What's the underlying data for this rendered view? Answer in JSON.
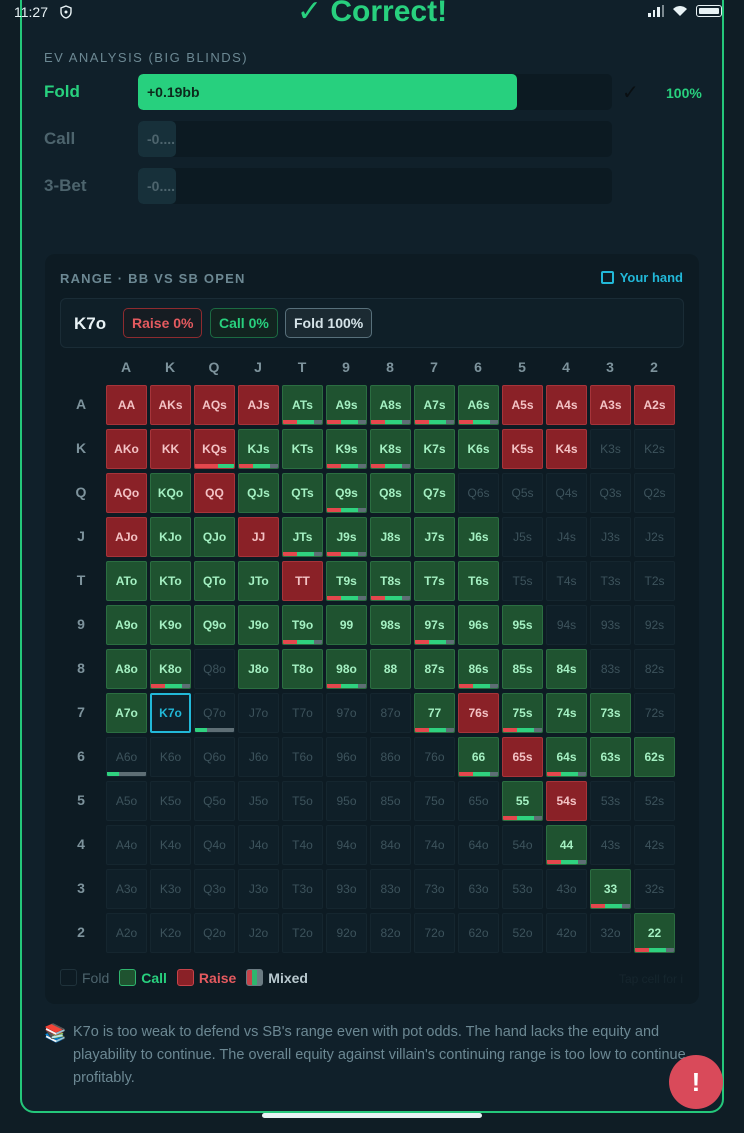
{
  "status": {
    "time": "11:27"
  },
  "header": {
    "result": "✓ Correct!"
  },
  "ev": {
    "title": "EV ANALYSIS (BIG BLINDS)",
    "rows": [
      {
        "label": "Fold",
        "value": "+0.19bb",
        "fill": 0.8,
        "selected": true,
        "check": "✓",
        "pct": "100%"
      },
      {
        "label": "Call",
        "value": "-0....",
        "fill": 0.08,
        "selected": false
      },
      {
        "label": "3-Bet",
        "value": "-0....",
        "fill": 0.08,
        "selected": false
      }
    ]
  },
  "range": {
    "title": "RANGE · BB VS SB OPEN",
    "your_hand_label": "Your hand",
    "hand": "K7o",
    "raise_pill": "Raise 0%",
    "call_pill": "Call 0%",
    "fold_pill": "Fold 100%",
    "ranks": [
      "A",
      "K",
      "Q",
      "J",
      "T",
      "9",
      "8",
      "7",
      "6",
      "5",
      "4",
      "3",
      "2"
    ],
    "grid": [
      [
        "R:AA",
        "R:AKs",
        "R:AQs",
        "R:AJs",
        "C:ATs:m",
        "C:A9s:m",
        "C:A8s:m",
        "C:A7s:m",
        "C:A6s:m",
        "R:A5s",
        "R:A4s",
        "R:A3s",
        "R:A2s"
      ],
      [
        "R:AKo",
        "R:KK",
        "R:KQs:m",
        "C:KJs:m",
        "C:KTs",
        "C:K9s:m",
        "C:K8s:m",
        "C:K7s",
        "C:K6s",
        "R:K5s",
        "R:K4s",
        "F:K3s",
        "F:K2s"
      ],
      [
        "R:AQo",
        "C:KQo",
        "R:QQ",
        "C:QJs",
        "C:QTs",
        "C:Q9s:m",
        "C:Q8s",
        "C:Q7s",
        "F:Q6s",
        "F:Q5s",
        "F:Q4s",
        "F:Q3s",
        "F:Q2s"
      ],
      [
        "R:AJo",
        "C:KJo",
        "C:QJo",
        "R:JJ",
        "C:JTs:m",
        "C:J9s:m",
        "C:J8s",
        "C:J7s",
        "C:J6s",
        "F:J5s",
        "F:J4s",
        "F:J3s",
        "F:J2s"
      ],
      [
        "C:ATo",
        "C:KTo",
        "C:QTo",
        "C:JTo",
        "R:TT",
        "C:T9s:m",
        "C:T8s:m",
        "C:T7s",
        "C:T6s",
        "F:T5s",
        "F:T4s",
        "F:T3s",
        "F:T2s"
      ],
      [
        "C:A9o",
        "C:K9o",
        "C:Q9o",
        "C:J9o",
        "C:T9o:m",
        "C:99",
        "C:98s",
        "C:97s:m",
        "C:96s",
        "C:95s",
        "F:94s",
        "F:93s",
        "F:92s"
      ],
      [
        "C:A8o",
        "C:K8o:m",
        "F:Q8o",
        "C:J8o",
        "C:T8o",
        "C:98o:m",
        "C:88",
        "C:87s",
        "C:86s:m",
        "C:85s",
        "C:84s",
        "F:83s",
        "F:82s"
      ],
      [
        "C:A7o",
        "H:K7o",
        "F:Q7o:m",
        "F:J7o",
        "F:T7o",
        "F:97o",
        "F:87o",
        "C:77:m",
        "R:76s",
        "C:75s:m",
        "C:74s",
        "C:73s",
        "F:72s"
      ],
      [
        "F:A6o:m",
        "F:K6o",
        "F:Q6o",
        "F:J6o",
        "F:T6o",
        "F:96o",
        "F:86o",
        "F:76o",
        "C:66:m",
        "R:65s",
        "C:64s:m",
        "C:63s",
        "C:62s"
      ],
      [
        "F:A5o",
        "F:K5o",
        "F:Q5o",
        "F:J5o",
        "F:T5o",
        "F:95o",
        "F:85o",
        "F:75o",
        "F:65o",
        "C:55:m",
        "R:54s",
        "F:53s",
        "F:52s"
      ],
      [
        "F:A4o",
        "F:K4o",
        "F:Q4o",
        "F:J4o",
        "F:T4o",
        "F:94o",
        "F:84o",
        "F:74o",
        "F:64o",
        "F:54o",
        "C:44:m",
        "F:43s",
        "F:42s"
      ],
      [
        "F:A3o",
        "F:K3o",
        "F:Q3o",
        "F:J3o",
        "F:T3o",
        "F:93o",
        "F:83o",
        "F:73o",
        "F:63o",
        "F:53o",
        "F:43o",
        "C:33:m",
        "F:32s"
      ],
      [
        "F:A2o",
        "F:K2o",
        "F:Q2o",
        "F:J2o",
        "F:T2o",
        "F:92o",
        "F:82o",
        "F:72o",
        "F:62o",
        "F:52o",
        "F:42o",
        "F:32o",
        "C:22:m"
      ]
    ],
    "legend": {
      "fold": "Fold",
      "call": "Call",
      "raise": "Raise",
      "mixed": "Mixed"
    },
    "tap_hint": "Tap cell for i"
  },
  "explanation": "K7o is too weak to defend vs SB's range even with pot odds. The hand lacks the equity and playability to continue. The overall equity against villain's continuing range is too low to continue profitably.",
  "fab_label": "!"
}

- - - - - - -

Locate the word "title" in the data above. Copy every line carrying it.

RESPONSE:
    "title": "EV ANALYSIS (BIG BLINDS)",
    "title": "RANGE · BB VS SB OPEN",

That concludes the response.